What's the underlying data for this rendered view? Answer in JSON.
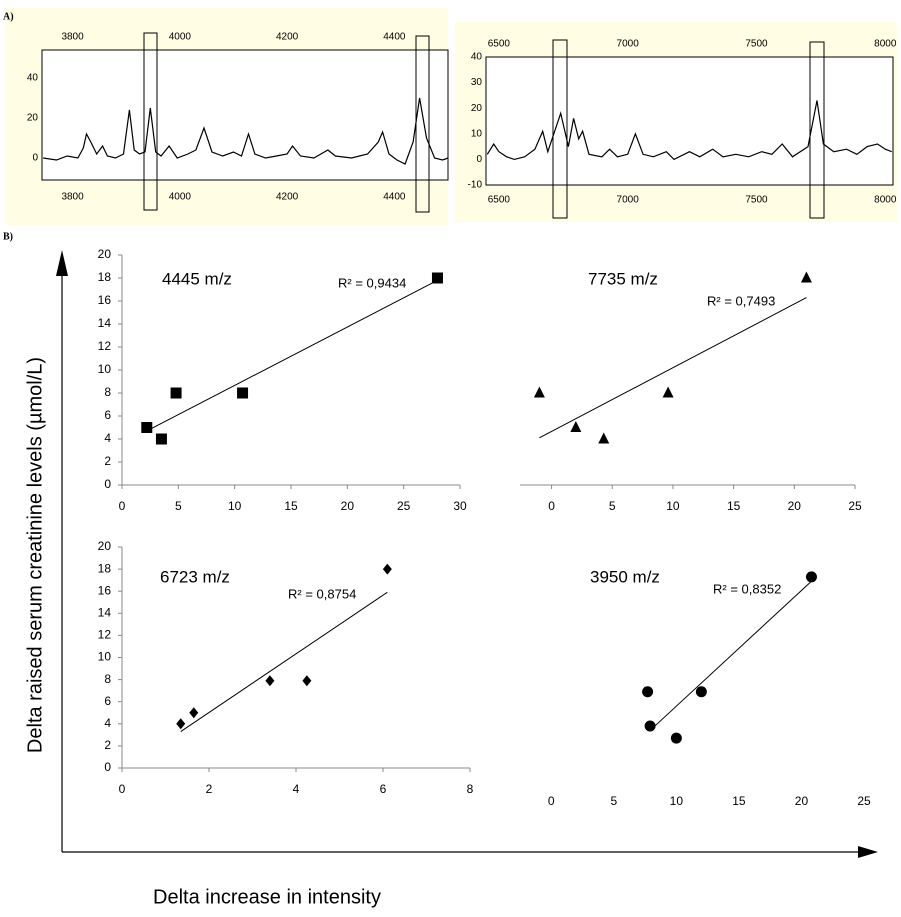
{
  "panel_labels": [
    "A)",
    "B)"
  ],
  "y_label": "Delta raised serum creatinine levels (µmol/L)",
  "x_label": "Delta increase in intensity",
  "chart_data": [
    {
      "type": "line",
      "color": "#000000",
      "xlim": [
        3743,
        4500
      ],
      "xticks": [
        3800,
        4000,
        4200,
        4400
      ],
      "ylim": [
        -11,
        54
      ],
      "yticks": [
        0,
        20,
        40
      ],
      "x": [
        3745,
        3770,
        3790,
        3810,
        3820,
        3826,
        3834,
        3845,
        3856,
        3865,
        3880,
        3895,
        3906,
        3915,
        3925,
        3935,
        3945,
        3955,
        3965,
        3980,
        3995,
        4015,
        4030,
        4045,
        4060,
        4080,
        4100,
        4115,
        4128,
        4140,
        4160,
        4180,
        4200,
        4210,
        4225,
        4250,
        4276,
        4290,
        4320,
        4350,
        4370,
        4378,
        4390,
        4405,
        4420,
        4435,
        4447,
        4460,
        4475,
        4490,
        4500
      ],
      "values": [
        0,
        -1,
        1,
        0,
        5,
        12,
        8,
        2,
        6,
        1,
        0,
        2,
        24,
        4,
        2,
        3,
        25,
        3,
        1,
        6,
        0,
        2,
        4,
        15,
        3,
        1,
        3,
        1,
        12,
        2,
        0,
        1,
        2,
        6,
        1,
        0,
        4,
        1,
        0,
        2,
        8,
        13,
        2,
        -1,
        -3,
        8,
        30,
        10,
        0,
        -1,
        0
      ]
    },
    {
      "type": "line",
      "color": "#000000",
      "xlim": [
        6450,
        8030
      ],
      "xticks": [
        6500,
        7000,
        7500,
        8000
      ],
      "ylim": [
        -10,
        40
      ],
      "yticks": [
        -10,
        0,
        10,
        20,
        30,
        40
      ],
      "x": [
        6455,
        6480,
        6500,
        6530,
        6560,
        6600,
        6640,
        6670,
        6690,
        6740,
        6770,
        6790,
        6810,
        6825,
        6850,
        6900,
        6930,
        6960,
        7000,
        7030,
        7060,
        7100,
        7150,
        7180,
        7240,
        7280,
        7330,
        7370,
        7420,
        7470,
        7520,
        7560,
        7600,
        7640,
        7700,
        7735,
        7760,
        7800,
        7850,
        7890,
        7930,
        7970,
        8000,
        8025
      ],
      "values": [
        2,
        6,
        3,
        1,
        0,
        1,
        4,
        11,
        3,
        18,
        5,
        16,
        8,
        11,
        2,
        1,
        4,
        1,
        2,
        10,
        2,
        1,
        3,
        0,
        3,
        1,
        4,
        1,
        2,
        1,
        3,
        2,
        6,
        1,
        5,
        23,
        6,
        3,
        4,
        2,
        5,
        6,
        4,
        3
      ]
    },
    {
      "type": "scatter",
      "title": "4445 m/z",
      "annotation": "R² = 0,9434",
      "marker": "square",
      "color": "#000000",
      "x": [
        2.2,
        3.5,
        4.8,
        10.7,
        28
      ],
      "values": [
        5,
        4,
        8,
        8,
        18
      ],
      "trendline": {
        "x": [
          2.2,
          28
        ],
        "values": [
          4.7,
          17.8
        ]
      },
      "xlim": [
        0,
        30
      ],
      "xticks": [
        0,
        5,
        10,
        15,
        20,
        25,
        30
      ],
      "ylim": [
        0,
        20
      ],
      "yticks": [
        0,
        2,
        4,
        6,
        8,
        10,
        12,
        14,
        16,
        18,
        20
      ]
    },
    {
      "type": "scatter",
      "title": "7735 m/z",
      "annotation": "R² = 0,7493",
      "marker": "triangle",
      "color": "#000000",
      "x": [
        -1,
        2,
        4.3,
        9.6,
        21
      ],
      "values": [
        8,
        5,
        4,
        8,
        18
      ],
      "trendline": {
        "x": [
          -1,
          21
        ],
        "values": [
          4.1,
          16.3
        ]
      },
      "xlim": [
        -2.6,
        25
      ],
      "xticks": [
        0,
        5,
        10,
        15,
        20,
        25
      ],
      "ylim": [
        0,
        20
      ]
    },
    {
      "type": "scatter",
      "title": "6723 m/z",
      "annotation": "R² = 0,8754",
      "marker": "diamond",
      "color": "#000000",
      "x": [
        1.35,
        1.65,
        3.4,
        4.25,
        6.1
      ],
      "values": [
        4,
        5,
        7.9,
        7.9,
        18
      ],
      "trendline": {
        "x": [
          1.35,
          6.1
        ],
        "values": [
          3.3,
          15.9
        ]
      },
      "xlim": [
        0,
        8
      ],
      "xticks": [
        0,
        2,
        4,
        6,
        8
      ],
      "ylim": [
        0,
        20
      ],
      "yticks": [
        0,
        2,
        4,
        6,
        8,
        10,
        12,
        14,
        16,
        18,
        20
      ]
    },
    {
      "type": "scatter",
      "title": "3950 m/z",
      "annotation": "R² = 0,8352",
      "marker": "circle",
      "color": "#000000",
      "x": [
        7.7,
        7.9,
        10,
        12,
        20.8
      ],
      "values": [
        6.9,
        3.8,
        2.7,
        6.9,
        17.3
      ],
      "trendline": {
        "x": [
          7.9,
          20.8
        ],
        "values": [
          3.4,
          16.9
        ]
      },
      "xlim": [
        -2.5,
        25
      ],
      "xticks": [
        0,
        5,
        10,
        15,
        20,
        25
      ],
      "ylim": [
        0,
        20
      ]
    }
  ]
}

§ Written instruction: Search the entries for the word "title", then gather every line that has it.

§ Complete output:
      "title": "4445 m/z",
      "title": "7735 m/z",
      "title": "6723 m/z",
      "title": "3950 m/z",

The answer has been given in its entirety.